(Data records)
-.-.-

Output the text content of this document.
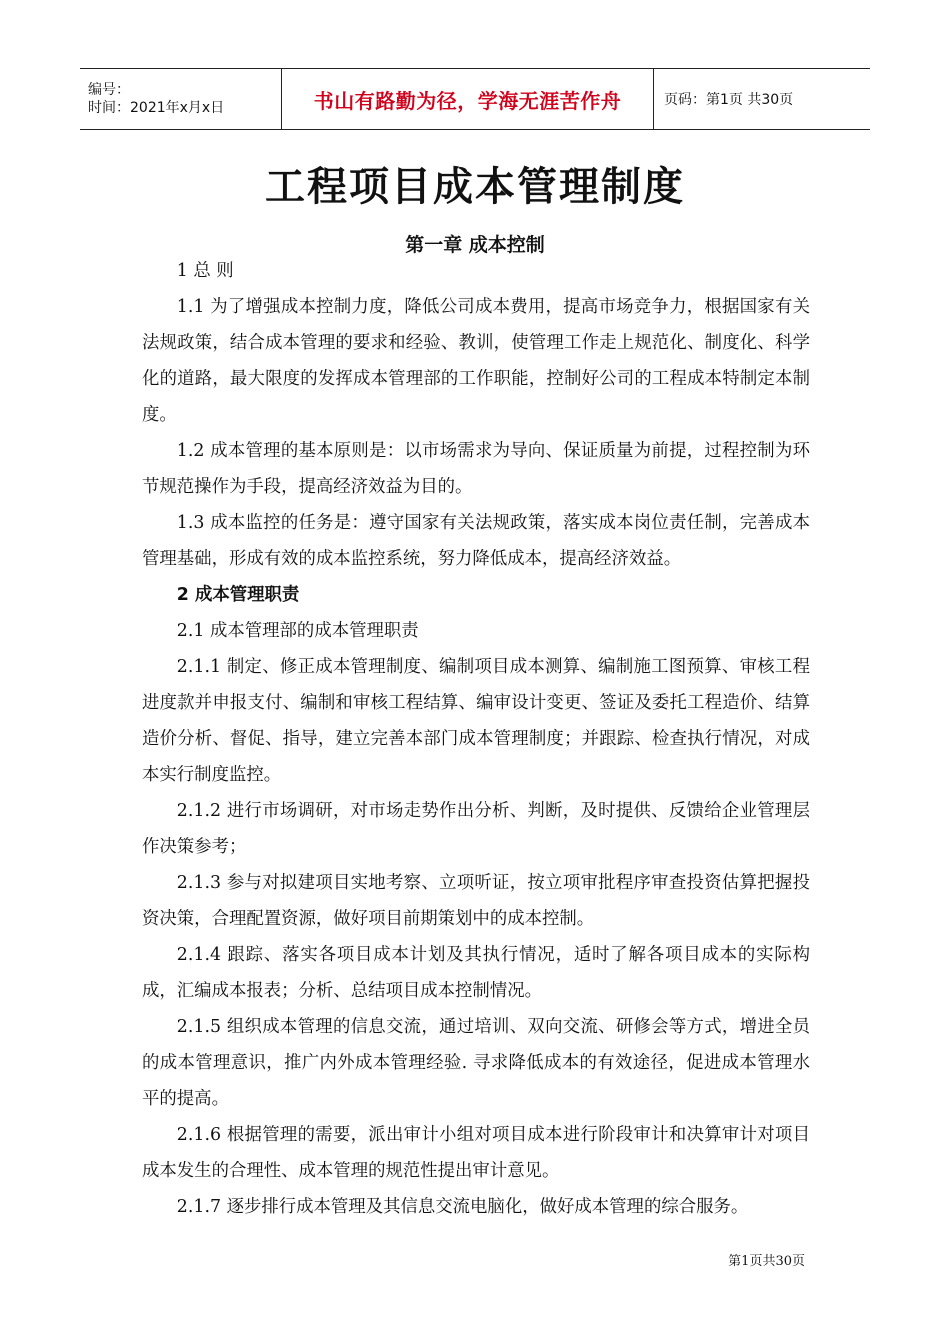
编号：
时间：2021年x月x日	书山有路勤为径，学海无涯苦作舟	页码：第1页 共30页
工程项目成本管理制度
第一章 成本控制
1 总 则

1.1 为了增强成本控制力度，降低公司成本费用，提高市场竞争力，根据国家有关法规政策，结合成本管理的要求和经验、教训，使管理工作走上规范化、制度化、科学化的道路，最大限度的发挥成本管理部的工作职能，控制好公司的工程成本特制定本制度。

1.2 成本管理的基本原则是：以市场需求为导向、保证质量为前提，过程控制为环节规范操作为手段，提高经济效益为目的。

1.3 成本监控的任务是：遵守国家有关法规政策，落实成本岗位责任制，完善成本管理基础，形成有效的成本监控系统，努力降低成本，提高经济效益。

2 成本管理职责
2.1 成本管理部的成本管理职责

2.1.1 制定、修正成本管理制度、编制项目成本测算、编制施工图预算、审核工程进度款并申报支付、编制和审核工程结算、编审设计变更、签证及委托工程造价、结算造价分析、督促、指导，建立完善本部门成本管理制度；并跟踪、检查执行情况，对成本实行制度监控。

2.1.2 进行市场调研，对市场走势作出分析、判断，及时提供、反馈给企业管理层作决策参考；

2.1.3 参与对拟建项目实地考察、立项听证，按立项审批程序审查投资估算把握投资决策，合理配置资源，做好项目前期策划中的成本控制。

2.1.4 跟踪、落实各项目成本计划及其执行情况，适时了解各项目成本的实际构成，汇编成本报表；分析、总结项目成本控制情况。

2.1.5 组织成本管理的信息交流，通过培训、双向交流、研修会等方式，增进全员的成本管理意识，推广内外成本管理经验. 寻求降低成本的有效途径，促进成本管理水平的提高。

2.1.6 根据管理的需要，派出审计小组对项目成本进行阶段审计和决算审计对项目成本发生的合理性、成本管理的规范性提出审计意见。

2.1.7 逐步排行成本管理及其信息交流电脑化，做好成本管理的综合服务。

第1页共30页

-.-.-

Please write out all the data again word for word, but not the pictures.

THE ANSWER
Output the text content of this document.
编号：
时间：2021年x月x日	书山有路勤为径，学海无涯苦作舟	页码：第1页 共30页
工程项目成本管理制度
第一章 成本控制
1 总 则

1.1 为了增强成本控制力度，降低公司成本费用，提高市场竞争力，根据国家有关法规政策，结合成本管理的要求和经验、教训，使管理工作走上规范化、制度化、科学化的道路，最大限度的发挥成本管理部的工作职能，控制好公司的工程成本特制定本制度。

1.2 成本管理的基本原则是：以市场需求为导向、保证质量为前提，过程控制为环节规范操作为手段，提高经济效益为目的。

1.3 成本监控的任务是：遵守国家有关法规政策，落实成本岗位责任制，完善成本管理基础，形成有效的成本监控系统，努力降低成本，提高经济效益。

2 成本管理职责
2.1 成本管理部的成本管理职责

2.1.1 制定、修正成本管理制度、编制项目成本测算、编制施工图预算、审核工程进度款并申报支付、编制和审核工程结算、编审设计变更、签证及委托工程造价、结算造价分析、督促、指导，建立完善本部门成本管理制度；并跟踪、检查执行情况，对成本实行制度监控。

2.1.2 进行市场调研，对市场走势作出分析、判断，及时提供、反馈给企业管理层作决策参考；

2.1.3 参与对拟建项目实地考察、立项听证，按立项审批程序审查投资估算把握投资决策，合理配置资源，做好项目前期策划中的成本控制。

2.1.4 跟踪、落实各项目成本计划及其执行情况，适时了解各项目成本的实际构成，汇编成本报表；分析、总结项目成本控制情况。

2.1.5 组织成本管理的信息交流，通过培训、双向交流、研修会等方式，增进全员的成本管理意识，推广内外成本管理经验. 寻求降低成本的有效途径，促进成本管理水平的提高。

2.1.6 根据管理的需要，派出审计小组对项目成本进行阶段审计和决算审计对项目成本发生的合理性、成本管理的规范性提出审计意见。

2.1.7 逐步排行成本管理及其信息交流电脑化，做好成本管理的综合服务。

第1页共30页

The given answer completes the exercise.